▸ AIM OF THE EXERCISE
Which lines hold the string "fields"? Copy every one of them.

--- Start MATERIALS PROVIDED ---

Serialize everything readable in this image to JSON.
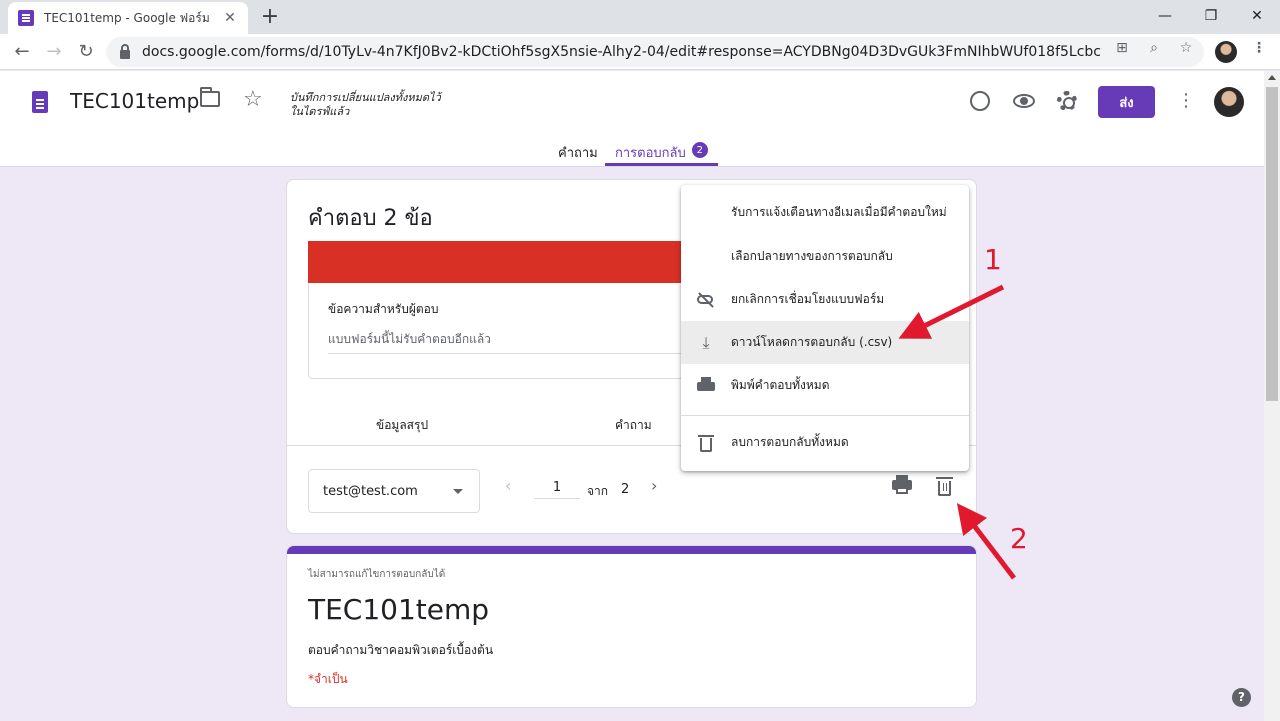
{
  "browser": {
    "tab_title": "TEC101temp - Google ฟอร์ม",
    "url": "docs.google.com/forms/d/10TyLv-4n7KfJ0Bv2-kDCtiOhf5sgX5nsie-Alhy2-04/edit#response=ACYDBNg04D3DvGUk3FmNIhbWUf018f5Lcbc9VWFGhBoQa..."
  },
  "header": {
    "title": "TEC101temp",
    "save_status": "บันทึกการเปลี่ยนแปลงทั้งหมดไว้ในไดรฟ์แล้ว",
    "send_label": "ส่ง"
  },
  "tabs": {
    "questions": "คำถาม",
    "responses": "การตอบกลับ",
    "responses_count": "2"
  },
  "responses": {
    "count_title": "คำตอบ 2 ข้อ",
    "message_label": "ข้อความสำหรับผู้ตอบ",
    "message_placeholder": "แบบฟอร์มนี้ไม่รับคำตอบอีกแล้ว",
    "subtab_summary": "ข้อมูลสรุป",
    "subtab_question": "คำถาม",
    "selected_email": "test@test.com",
    "page_current": "1",
    "page_of": "จาก",
    "page_total": "2"
  },
  "menu": {
    "items": [
      "รับการแจ้งเตือนทางอีเมลเมื่อมีคำตอบใหม่",
      "เลือกปลายทางของการตอบกลับ",
      "ยกเลิกการเชื่อมโยงแบบฟอร์ม",
      "ดาวน์โหลดการตอบกลับ (.csv)",
      "พิมพ์คำตอบทั้งหมด",
      "ลบการตอบกลับทั้งหมด"
    ]
  },
  "form_card": {
    "edit_note": "ไม่สามารถแก้ไขการตอบกลับได้",
    "title": "TEC101temp",
    "description": "ตอบคำถามวิชาคอมพิวเตอร์เบื้องต้น",
    "required_note": "*จำเป็น"
  },
  "annotations": {
    "label_1": "1",
    "label_2": "2"
  },
  "colors": {
    "brand": "#673ab7",
    "closed_bar": "#d93025",
    "annotation": "#e0192f"
  }
}
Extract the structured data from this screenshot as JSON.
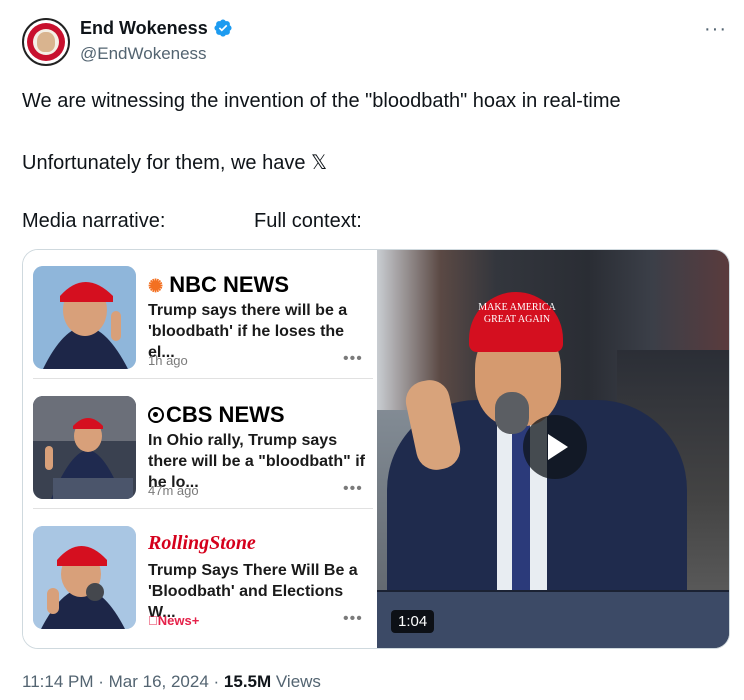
{
  "header": {
    "display_name": "End Wokeness",
    "handle": "@EndWokeness",
    "more_label": "···"
  },
  "tweet": {
    "line1": "We are witnessing the invention of the \"bloodbath\" hoax in real-time",
    "line2": "Unfortunately for them, we have 𝕏",
    "line3_left": "Media narrative:",
    "line3_right": "Full context:"
  },
  "news_cards": [
    {
      "brand": "NBC NEWS",
      "headline": "Trump says there will be a 'bloodbath' if he loses the el...",
      "time": "1h ago",
      "dots": "•••"
    },
    {
      "brand": "CBS NEWS",
      "headline": "In Ohio rally, Trump says there will be a \"bloodbath\" if he lo...",
      "time": "47m ago",
      "dots": "•••"
    },
    {
      "brand": "RollingStone",
      "headline": "Trump Says There Will Be a 'Bloodbath' and Elections W...",
      "time": "News+",
      "dots": "•••"
    }
  ],
  "video": {
    "cap_text": "MAKE AMERICA GREAT AGAIN",
    "duration": "1:04"
  },
  "footer": {
    "time_date": "11:14 PM · Mar 16, 2024 · ",
    "views_count": "15.5M",
    "views_label": " Views"
  },
  "colors": {
    "verified": "#1d9bf0",
    "secondary_text": "#536471",
    "rollingstone": "#d5001c",
    "applenews": "#e5224a"
  }
}
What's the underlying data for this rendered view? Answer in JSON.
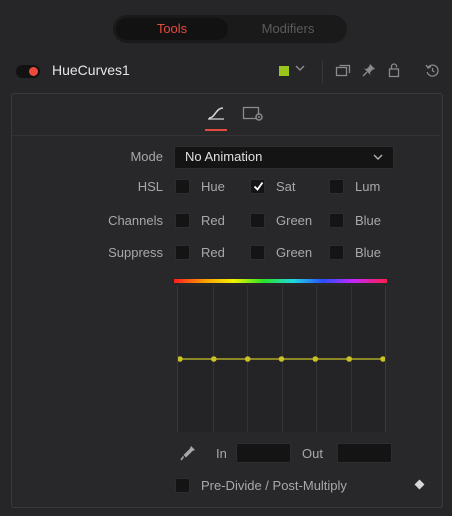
{
  "tabs": {
    "tools": "Tools",
    "modifiers": "Modifiers"
  },
  "node": {
    "name": "HueCurves1",
    "color": "#9ac51c"
  },
  "controls": {
    "mode_label": "Mode",
    "mode_value": "No Animation",
    "hsl_label": "HSL",
    "hsl": [
      {
        "label": "Hue",
        "checked": false
      },
      {
        "label": "Sat",
        "checked": true
      },
      {
        "label": "Lum",
        "checked": false
      }
    ],
    "channels_label": "Channels",
    "channels": [
      {
        "label": "Red",
        "checked": false
      },
      {
        "label": "Green",
        "checked": false
      },
      {
        "label": "Blue",
        "checked": false
      }
    ],
    "suppress_label": "Suppress",
    "suppress": [
      {
        "label": "Red",
        "checked": false
      },
      {
        "label": "Green",
        "checked": false
      },
      {
        "label": "Blue",
        "checked": false
      }
    ],
    "in_label": "In",
    "in_value": "",
    "out_label": "Out",
    "out_value": "",
    "predivide_label": "Pre-Divide / Post-Multiply",
    "predivide_checked": false
  },
  "curve": {
    "points": 7,
    "level": 0.5,
    "curve_color": "#c8c226"
  },
  "colors": {
    "accent": "#e34b3c"
  },
  "icons": {
    "toggle": "power-toggle-icon",
    "chip_dropdown": "chevron-down-icon",
    "view": "window-icon",
    "pin": "pin-icon",
    "lock": "lock-icon",
    "reset": "reset-icon",
    "curves_tab": "curve-icon",
    "settings_tab": "settings-icon",
    "picker": "eyedropper-icon",
    "keyframe": "keyframe-diamond-icon"
  }
}
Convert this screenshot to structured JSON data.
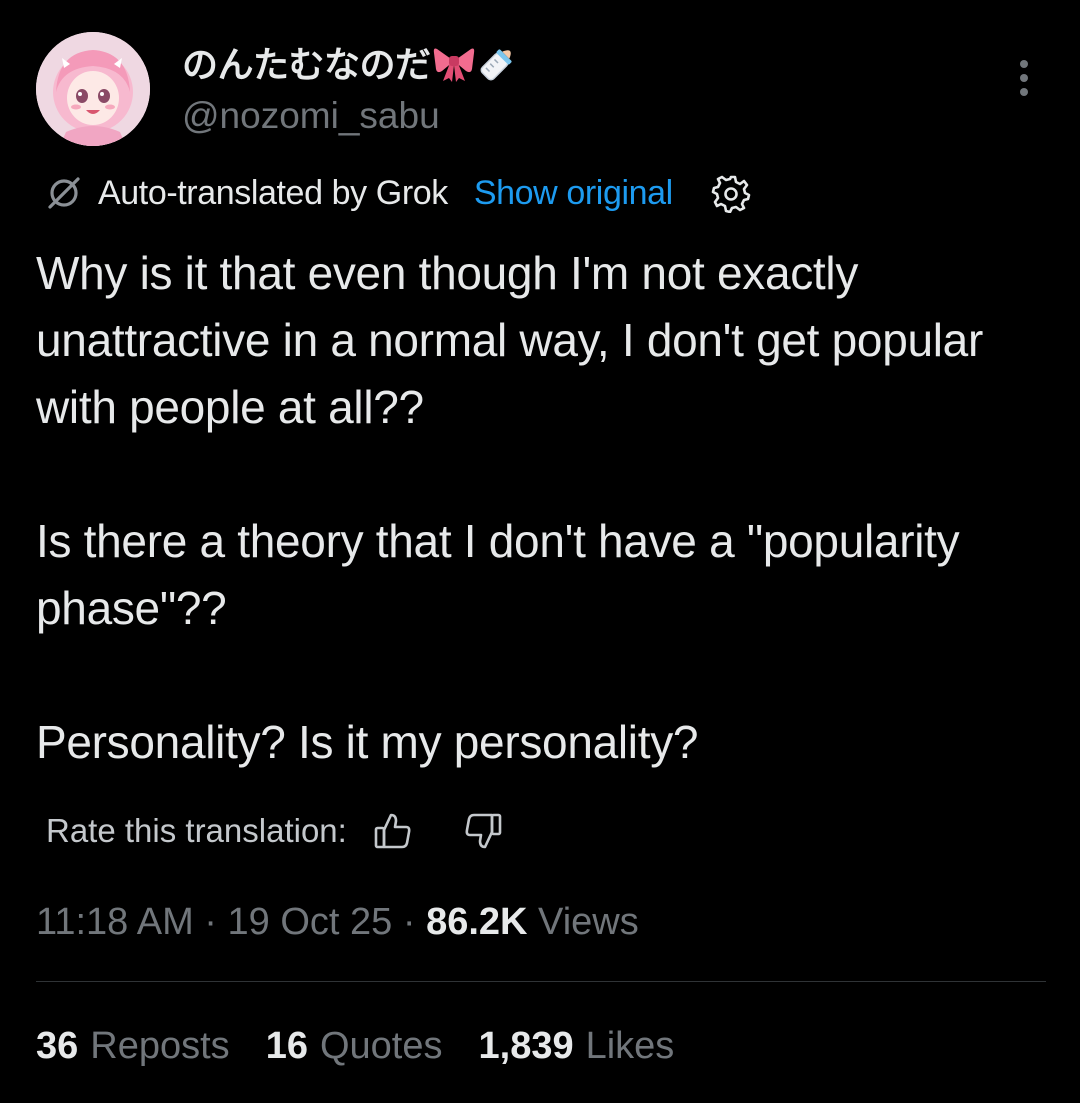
{
  "author": {
    "display_name": "のんたむなのだ",
    "emoji": [
      "ribbon-emoji",
      "baby-bottle-emoji"
    ],
    "handle": "@nozomi_sabu"
  },
  "translation": {
    "label": "Auto-translated by Grok",
    "show_original": "Show original",
    "icon": "grok-icon",
    "settings_icon": "gear-icon"
  },
  "tweet": {
    "paragraphs": [
      "Why is it that even though I'm not exactly unattractive in a normal way, I don't get popular with people at all??",
      "Is there a theory that I don't have a \"popularity phase\"??",
      "Personality? Is it my personality?"
    ]
  },
  "rate": {
    "label": "Rate this translation:"
  },
  "meta": {
    "time": "11:18 AM",
    "date": "19 Oct 25",
    "views_count": "86.2K",
    "views_label": "Views"
  },
  "stats": {
    "reposts_count": "36",
    "reposts_label": "Reposts",
    "quotes_count": "16",
    "quotes_label": "Quotes",
    "likes_count": "1,839",
    "likes_label": "Likes"
  },
  "colors": {
    "background": "#000000",
    "text": "#e7e9ea",
    "secondary": "#71767b",
    "accent": "#1d9bf0",
    "divider": "#2f3336"
  }
}
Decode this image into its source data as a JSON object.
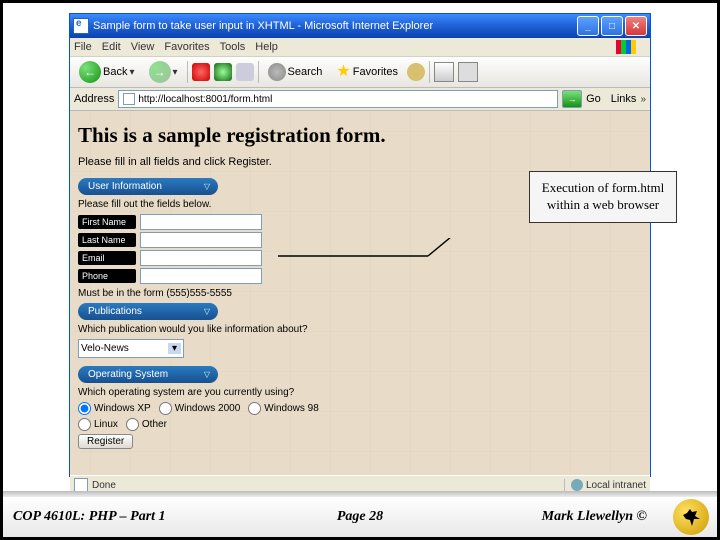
{
  "window": {
    "title": "Sample form to take user input in XHTML - Microsoft Internet Explorer"
  },
  "menubar": {
    "file": "File",
    "edit": "Edit",
    "view": "View",
    "favorites": "Favorites",
    "tools": "Tools",
    "help": "Help"
  },
  "toolbar": {
    "back": "Back",
    "search": "Search",
    "favorites": "Favorites"
  },
  "address": {
    "label": "Address",
    "url": "http://localhost:8001/form.html",
    "go": "Go",
    "links": "Links"
  },
  "page": {
    "heading": "This is a sample registration form.",
    "instruction": "Please fill in all fields and click Register.",
    "section_user": "User Information",
    "user_sub": "Please fill out the fields below.",
    "labels": {
      "first": "First Name",
      "last": "Last Name",
      "email": "Email",
      "phone": "Phone"
    },
    "phone_hint": "Must be in the form (555)555-5555",
    "section_pub": "Publications",
    "pub_q": "Which publication would you like information about?",
    "pub_select": "Velo-News",
    "section_os": "Operating System",
    "os_q": "Which operating system are you currently using?",
    "os_opts": [
      "Windows XP",
      "Windows 2000",
      "Windows 98",
      "Linux",
      "Other"
    ],
    "register_btn": "Register"
  },
  "statusbar": {
    "done": "Done",
    "zone": "Local intranet"
  },
  "callout": {
    "text": "Execution of form.html within a web browser"
  },
  "footer": {
    "left": "COP 4610L: PHP – Part 1",
    "center": "Page 28",
    "right": "Mark Llewellyn ©"
  }
}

--- End MATERIALS PROVIDED ---

▸ TASK RESULT
    "instruction": "Please fill in all fields and click Register.",
    "user_sub": "Please fill out the fields below.",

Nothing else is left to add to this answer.